Task brief:
Pictures aside, repeat every entry exactly.

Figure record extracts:

***

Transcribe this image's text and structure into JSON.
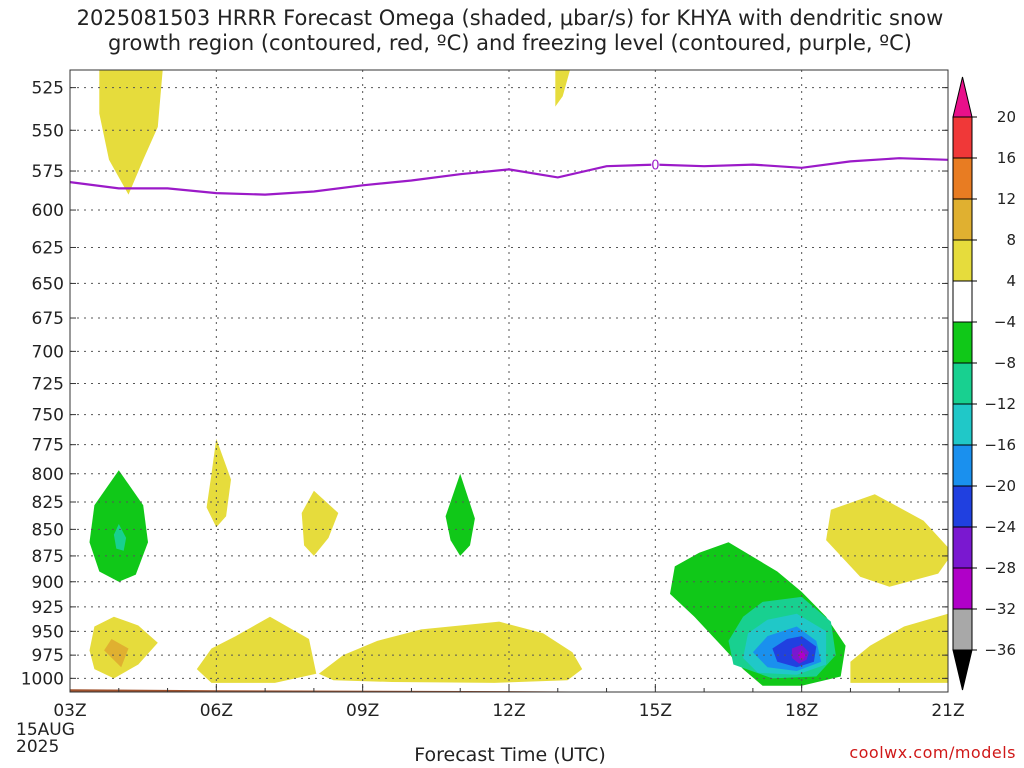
{
  "title": {
    "line1": "2025081503 HRRR Forecast Omega (shaded, μbar/s) for KHYA with dendritic snow",
    "line2": "growth region (contoured, red, ºC) and freezing level (contoured, purple, ºC)"
  },
  "watermark": "coolwx.com/models",
  "chart_data": {
    "type": "contour",
    "xlabel": "Forecast Time (UTC)",
    "x_ticks": [
      "03Z",
      "06Z",
      "09Z",
      "12Z",
      "15Z",
      "18Z",
      "21Z"
    ],
    "x_hours": [
      3,
      6,
      9,
      12,
      15,
      18,
      21
    ],
    "x_start_label": [
      "15AUG",
      "2025"
    ],
    "y_ticks": [
      525,
      550,
      575,
      600,
      625,
      650,
      675,
      700,
      725,
      750,
      775,
      800,
      825,
      850,
      875,
      900,
      925,
      950,
      975,
      1000
    ],
    "y_range": [
      515,
      1015
    ],
    "y_scale": "log-pressure",
    "grid": true,
    "colorbar": {
      "labels": [
        "20",
        "16",
        "12",
        "8",
        "4",
        "-4",
        "-8",
        "-12",
        "-16",
        "-20",
        "-24",
        "-28",
        "-32",
        "-36"
      ],
      "colors": [
        "#e8108a",
        "#f03838",
        "#e87c22",
        "#e0b030",
        "#e6dc3c",
        "#ffffff",
        "#10c818",
        "#18d090",
        "#20c8c8",
        "#1a90ee",
        "#2040e0",
        "#7a18d0",
        "#b000c8",
        "#a8a8a8",
        "#000000"
      ]
    },
    "freezing_level": {
      "color": "#9b1ac8",
      "label": "0",
      "x": [
        3,
        4,
        5,
        6,
        7,
        8,
        9,
        10,
        11,
        12,
        13,
        14,
        15,
        16,
        17,
        18,
        19,
        20,
        21
      ],
      "pressure": [
        582,
        586,
        586,
        589,
        590,
        588,
        584,
        581,
        577,
        574,
        579,
        572,
        571,
        572,
        571,
        573,
        569,
        567,
        568
      ]
    },
    "omega_regions": [
      {
        "name": "positive-4-8",
        "value": 4,
        "color": "#e6dc3c",
        "center_time": 4.2,
        "pressure_range": [
          515,
          590
        ]
      },
      {
        "name": "positive-4-8",
        "value": 4,
        "color": "#e6dc3c",
        "center_time": 13.0,
        "pressure_range": [
          515,
          535
        ]
      },
      {
        "name": "positive-4-8",
        "value": 4,
        "color": "#e6dc3c",
        "center_time": 6.0,
        "pressure_range": [
          780,
          840
        ]
      },
      {
        "name": "positive-4-8",
        "value": 4,
        "color": "#e6dc3c",
        "center_time": 8.0,
        "pressure_range": [
          815,
          875
        ]
      },
      {
        "name": "positive-4-8",
        "value": 4,
        "color": "#e6dc3c",
        "center_time": 4.0,
        "pressure_range": [
          930,
          1000
        ]
      },
      {
        "name": "positive-4-8",
        "value": 4,
        "color": "#e6dc3c",
        "center_time": 7.0,
        "pressure_range": [
          935,
          1005
        ]
      },
      {
        "name": "positive-4-8",
        "value": 4,
        "color": "#e6dc3c",
        "center_time": 10.5,
        "pressure_range": [
          935,
          1005
        ]
      },
      {
        "name": "positive-4-8",
        "value": 4,
        "color": "#e6dc3c",
        "center_time": 20.0,
        "pressure_range": [
          850,
          905
        ]
      },
      {
        "name": "positive-4-8",
        "value": 4,
        "color": "#e6dc3c",
        "center_time": 20.0,
        "pressure_range": [
          935,
          1005
        ]
      },
      {
        "name": "positive-8-12",
        "value": 8,
        "color": "#e0b030",
        "center_time": 4.0,
        "pressure_range": [
          960,
          985
        ]
      },
      {
        "name": "negative-4-8",
        "value": -4,
        "color": "#10c818",
        "center_time": 4.0,
        "pressure_range": [
          800,
          900
        ]
      },
      {
        "name": "negative-4-8",
        "value": -4,
        "color": "#10c818",
        "center_time": 11.0,
        "pressure_range": [
          810,
          870
        ]
      },
      {
        "name": "negative-4-8",
        "value": -4,
        "color": "#10c818",
        "center_time": 17.0,
        "pressure_range": [
          870,
          1010
        ]
      },
      {
        "name": "negative-8-12",
        "value": -8,
        "color": "#18d090",
        "center_time": 4.0,
        "pressure_range": [
          840,
          870
        ]
      },
      {
        "name": "negative-8-12",
        "value": -8,
        "color": "#18d090",
        "center_time": 17.6,
        "pressure_range": [
          915,
          1000
        ]
      },
      {
        "name": "negative-12-16",
        "value": -12,
        "color": "#20c8c8",
        "center_time": 17.8,
        "pressure_range": [
          930,
          995
        ]
      },
      {
        "name": "negative-16-20",
        "value": -16,
        "color": "#1a90ee",
        "center_time": 17.9,
        "pressure_range": [
          945,
          990
        ]
      },
      {
        "name": "negative-20-24",
        "value": -20,
        "color": "#2040e0",
        "center_time": 18.0,
        "pressure_range": [
          955,
          985
        ]
      },
      {
        "name": "negative-24-28",
        "value": -24,
        "color": "#7a18d0",
        "center_time": 18.0,
        "pressure_range": [
          965,
          980
        ]
      },
      {
        "name": "negative-28-32",
        "value": -28,
        "color": "#b000c8",
        "center_time": 18.0,
        "pressure_range": [
          970,
          978
        ]
      }
    ],
    "surface_pressure": {
      "color": "#a0522d",
      "x": [
        3,
        6,
        12,
        18,
        21
      ],
      "pressure": [
        1012,
        1013,
        1014,
        1016,
        1016
      ]
    }
  }
}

***

Written answer:
Transcribe this image's text and structure into JSON.
{
  "title": {
    "line1": "2025081503 HRRR Forecast Omega (shaded, μbar/s) for KHYA with dendritic snow",
    "line2": "growth region (contoured, red, ºC) and freezing level (contoured, purple, ºC)"
  },
  "watermark": "coolwx.com/models",
  "chart_data": {
    "type": "contour",
    "xlabel": "Forecast Time (UTC)",
    "x_ticks": [
      "03Z",
      "06Z",
      "09Z",
      "12Z",
      "15Z",
      "18Z",
      "21Z"
    ],
    "x_hours": [
      3,
      6,
      9,
      12,
      15,
      18,
      21
    ],
    "x_start_label": [
      "15AUG",
      "2025"
    ],
    "y_ticks": [
      525,
      550,
      575,
      600,
      625,
      650,
      675,
      700,
      725,
      750,
      775,
      800,
      825,
      850,
      875,
      900,
      925,
      950,
      975,
      1000
    ],
    "y_range": [
      515,
      1015
    ],
    "y_scale": "log-pressure",
    "grid": true,
    "colorbar": {
      "labels": [
        "20",
        "16",
        "12",
        "8",
        "4",
        "-4",
        "-8",
        "-12",
        "-16",
        "-20",
        "-24",
        "-28",
        "-32",
        "-36"
      ],
      "colors": [
        "#e8108a",
        "#f03838",
        "#e87c22",
        "#e0b030",
        "#e6dc3c",
        "#ffffff",
        "#10c818",
        "#18d090",
        "#20c8c8",
        "#1a90ee",
        "#2040e0",
        "#7a18d0",
        "#b000c8",
        "#a8a8a8",
        "#000000"
      ]
    },
    "freezing_level": {
      "color": "#9b1ac8",
      "label": "0",
      "x": [
        3,
        4,
        5,
        6,
        7,
        8,
        9,
        10,
        11,
        12,
        13,
        14,
        15,
        16,
        17,
        18,
        19,
        20,
        21
      ],
      "pressure": [
        582,
        586,
        586,
        589,
        590,
        588,
        584,
        581,
        577,
        574,
        579,
        572,
        571,
        572,
        571,
        573,
        569,
        567,
        568
      ]
    },
    "omega_regions": [
      {
        "name": "positive-4-8",
        "value": 4,
        "color": "#e6dc3c",
        "center_time": 4.2,
        "pressure_range": [
          515,
          590
        ]
      },
      {
        "name": "positive-4-8",
        "value": 4,
        "color": "#e6dc3c",
        "center_time": 13.0,
        "pressure_range": [
          515,
          535
        ]
      },
      {
        "name": "positive-4-8",
        "value": 4,
        "color": "#e6dc3c",
        "center_time": 6.0,
        "pressure_range": [
          780,
          840
        ]
      },
      {
        "name": "positive-4-8",
        "value": 4,
        "color": "#e6dc3c",
        "center_time": 8.0,
        "pressure_range": [
          815,
          875
        ]
      },
      {
        "name": "positive-4-8",
        "value": 4,
        "color": "#e6dc3c",
        "center_time": 4.0,
        "pressure_range": [
          930,
          1000
        ]
      },
      {
        "name": "positive-4-8",
        "value": 4,
        "color": "#e6dc3c",
        "center_time": 7.0,
        "pressure_range": [
          935,
          1005
        ]
      },
      {
        "name": "positive-4-8",
        "value": 4,
        "color": "#e6dc3c",
        "center_time": 10.5,
        "pressure_range": [
          935,
          1005
        ]
      },
      {
        "name": "positive-4-8",
        "value": 4,
        "color": "#e6dc3c",
        "center_time": 20.0,
        "pressure_range": [
          850,
          905
        ]
      },
      {
        "name": "positive-4-8",
        "value": 4,
        "color": "#e6dc3c",
        "center_time": 20.0,
        "pressure_range": [
          935,
          1005
        ]
      },
      {
        "name": "positive-8-12",
        "value": 8,
        "color": "#e0b030",
        "center_time": 4.0,
        "pressure_range": [
          960,
          985
        ]
      },
      {
        "name": "negative-4-8",
        "value": -4,
        "color": "#10c818",
        "center_time": 4.0,
        "pressure_range": [
          800,
          900
        ]
      },
      {
        "name": "negative-4-8",
        "value": -4,
        "color": "#10c818",
        "center_time": 11.0,
        "pressure_range": [
          810,
          870
        ]
      },
      {
        "name": "negative-4-8",
        "value": -4,
        "color": "#10c818",
        "center_time": 17.0,
        "pressure_range": [
          870,
          1010
        ]
      },
      {
        "name": "negative-8-12",
        "value": -8,
        "color": "#18d090",
        "center_time": 4.0,
        "pressure_range": [
          840,
          870
        ]
      },
      {
        "name": "negative-8-12",
        "value": -8,
        "color": "#18d090",
        "center_time": 17.6,
        "pressure_range": [
          915,
          1000
        ]
      },
      {
        "name": "negative-12-16",
        "value": -12,
        "color": "#20c8c8",
        "center_time": 17.8,
        "pressure_range": [
          930,
          995
        ]
      },
      {
        "name": "negative-16-20",
        "value": -16,
        "color": "#1a90ee",
        "center_time": 17.9,
        "pressure_range": [
          945,
          990
        ]
      },
      {
        "name": "negative-20-24",
        "value": -20,
        "color": "#2040e0",
        "center_time": 18.0,
        "pressure_range": [
          955,
          985
        ]
      },
      {
        "name": "negative-24-28",
        "value": -24,
        "color": "#7a18d0",
        "center_time": 18.0,
        "pressure_range": [
          965,
          980
        ]
      },
      {
        "name": "negative-28-32",
        "value": -28,
        "color": "#b000c8",
        "center_time": 18.0,
        "pressure_range": [
          970,
          978
        ]
      }
    ],
    "surface_pressure": {
      "color": "#a0522d",
      "x": [
        3,
        6,
        12,
        18,
        21
      ],
      "pressure": [
        1012,
        1013,
        1014,
        1016,
        1016
      ]
    }
  }
}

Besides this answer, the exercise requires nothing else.